## Set task
Everything from the line containing "Parse this screenshot: output" down to the line containing "Enumerate this screenshot's" is to be returned exactly; include both boundary lines and leave out all others.

begin Available data

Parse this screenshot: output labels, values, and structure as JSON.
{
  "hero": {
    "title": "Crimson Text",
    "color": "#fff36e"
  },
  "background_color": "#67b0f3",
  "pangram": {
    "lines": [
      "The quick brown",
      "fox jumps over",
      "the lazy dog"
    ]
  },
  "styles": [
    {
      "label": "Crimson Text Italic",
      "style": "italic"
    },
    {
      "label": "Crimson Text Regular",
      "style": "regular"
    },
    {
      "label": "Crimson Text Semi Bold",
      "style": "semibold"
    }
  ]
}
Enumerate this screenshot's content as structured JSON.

end Available data
begin Available data

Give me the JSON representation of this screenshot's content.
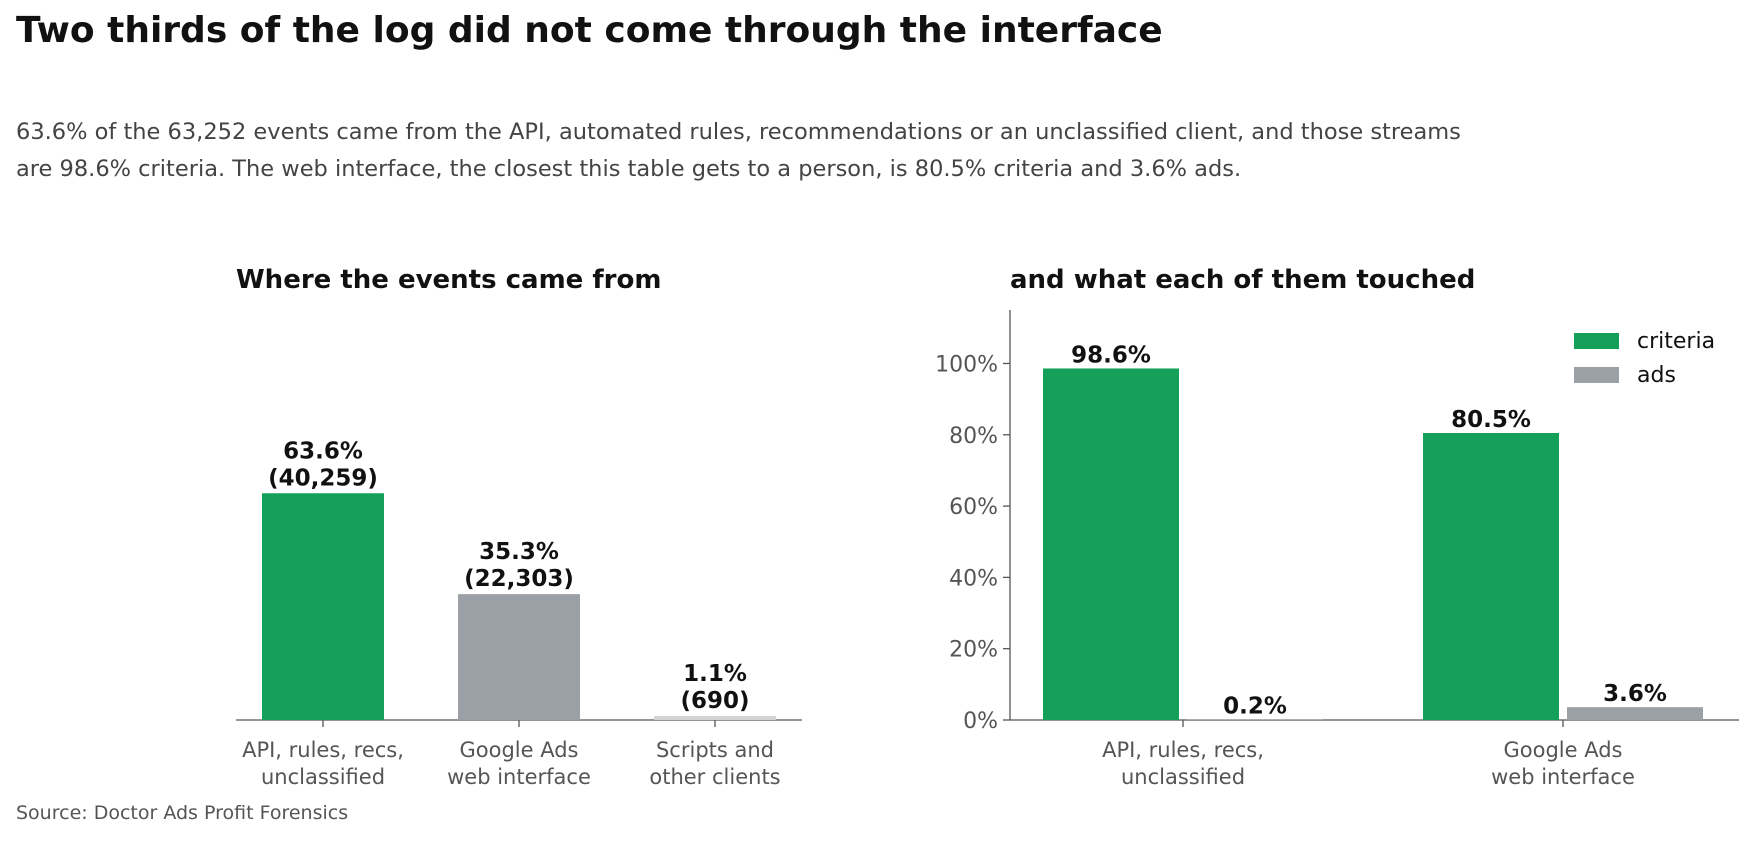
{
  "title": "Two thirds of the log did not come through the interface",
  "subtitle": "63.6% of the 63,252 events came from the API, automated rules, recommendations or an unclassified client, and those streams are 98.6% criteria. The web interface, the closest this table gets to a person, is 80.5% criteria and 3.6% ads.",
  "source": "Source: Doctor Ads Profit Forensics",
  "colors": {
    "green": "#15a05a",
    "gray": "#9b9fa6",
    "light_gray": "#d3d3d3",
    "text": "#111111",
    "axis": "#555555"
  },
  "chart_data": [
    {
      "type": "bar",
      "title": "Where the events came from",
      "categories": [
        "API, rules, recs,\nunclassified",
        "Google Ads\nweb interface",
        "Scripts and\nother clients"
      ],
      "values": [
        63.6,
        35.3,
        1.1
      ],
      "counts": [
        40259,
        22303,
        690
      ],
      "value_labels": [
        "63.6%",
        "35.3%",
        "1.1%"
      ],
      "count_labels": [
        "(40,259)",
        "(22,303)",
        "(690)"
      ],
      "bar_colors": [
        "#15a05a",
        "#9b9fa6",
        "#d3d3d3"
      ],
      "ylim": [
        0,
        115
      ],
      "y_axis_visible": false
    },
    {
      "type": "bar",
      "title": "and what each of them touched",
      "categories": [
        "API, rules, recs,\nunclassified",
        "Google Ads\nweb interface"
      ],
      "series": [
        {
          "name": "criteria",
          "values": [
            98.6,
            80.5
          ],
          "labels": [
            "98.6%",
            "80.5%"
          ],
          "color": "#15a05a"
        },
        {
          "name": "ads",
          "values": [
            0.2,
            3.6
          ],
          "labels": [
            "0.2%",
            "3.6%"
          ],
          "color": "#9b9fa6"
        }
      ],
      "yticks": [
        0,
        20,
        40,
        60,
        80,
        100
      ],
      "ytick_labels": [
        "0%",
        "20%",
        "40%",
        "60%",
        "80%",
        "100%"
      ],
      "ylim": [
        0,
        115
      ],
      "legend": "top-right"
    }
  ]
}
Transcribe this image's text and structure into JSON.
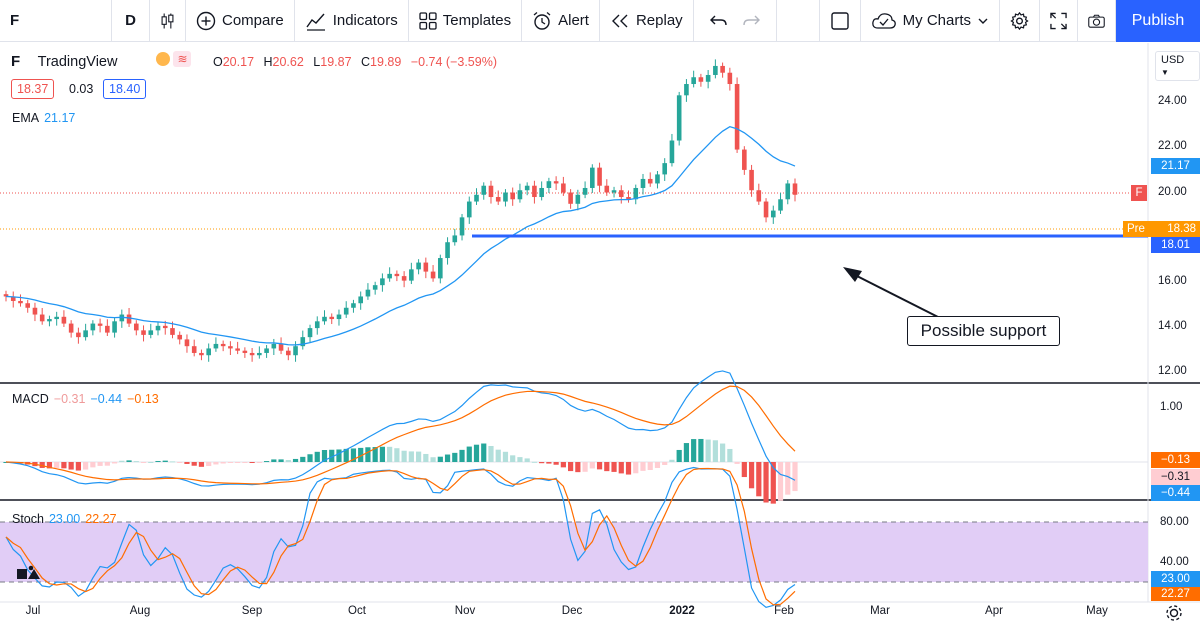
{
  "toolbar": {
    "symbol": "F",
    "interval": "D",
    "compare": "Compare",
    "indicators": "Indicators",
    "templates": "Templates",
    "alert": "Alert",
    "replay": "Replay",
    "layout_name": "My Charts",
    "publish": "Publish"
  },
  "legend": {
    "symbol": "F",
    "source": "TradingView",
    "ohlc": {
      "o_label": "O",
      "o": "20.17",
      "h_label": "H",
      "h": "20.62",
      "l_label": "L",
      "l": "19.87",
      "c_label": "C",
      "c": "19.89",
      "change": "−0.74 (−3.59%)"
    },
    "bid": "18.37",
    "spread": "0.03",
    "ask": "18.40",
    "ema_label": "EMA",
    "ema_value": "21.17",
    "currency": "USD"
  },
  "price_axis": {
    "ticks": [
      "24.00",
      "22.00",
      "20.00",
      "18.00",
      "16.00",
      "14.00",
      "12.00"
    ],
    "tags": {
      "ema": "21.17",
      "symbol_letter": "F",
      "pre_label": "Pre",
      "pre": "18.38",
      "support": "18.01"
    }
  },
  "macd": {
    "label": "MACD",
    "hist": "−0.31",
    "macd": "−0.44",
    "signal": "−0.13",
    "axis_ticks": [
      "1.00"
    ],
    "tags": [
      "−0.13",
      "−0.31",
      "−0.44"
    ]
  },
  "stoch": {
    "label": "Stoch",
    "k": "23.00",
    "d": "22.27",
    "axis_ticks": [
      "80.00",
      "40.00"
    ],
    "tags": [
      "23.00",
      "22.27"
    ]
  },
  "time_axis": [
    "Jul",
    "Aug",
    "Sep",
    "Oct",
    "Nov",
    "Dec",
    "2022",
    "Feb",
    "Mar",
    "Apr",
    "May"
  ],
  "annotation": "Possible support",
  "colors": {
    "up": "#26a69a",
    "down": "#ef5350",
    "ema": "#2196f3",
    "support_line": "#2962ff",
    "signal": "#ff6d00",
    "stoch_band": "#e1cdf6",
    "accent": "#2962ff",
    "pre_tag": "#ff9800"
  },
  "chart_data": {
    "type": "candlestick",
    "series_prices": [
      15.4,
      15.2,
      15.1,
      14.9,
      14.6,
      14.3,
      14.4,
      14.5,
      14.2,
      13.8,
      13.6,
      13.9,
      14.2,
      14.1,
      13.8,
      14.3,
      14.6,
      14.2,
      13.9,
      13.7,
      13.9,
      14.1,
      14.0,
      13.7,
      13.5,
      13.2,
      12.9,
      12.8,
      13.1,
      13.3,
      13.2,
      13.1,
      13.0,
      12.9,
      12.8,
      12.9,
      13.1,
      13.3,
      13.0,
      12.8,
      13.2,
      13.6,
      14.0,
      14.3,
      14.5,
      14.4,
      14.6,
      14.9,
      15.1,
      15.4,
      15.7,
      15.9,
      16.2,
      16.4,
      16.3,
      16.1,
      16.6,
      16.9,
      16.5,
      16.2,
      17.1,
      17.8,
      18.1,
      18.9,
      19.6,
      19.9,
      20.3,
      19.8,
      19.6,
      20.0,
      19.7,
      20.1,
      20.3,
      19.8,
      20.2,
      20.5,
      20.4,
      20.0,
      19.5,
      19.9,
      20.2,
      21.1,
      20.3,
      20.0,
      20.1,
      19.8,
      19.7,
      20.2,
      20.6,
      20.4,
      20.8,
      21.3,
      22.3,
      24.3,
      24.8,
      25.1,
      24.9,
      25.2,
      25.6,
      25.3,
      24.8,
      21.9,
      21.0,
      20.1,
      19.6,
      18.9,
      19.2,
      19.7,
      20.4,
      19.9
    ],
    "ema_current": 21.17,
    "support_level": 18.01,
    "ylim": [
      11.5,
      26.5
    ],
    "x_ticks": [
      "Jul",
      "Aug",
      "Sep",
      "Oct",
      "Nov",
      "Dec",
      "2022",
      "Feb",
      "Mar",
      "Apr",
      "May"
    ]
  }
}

end Available data

## Correct result
Parse this screenshot: output labels, values, and structure as JSON.
{
  "hero": {
    "title": "Crimson Text",
    "color": "#fff36e"
  },
  "background_color": "#67b0f3",
  "pangram": {
    "lines": [
      "The quick brown",
      "fox jumps over",
      "the lazy dog"
    ]
  },
  "styles": [
    {
      "label": "Crimson Text Italic",
      "style": "italic"
    },
    {
      "label": "Crimson Text Regular",
      "style": "regular"
    },
    {
      "label": "Crimson Text Semi Bold",
      "style": "semibold"
    }
  ]
}
Enumerate this screenshot's content as structured JSON.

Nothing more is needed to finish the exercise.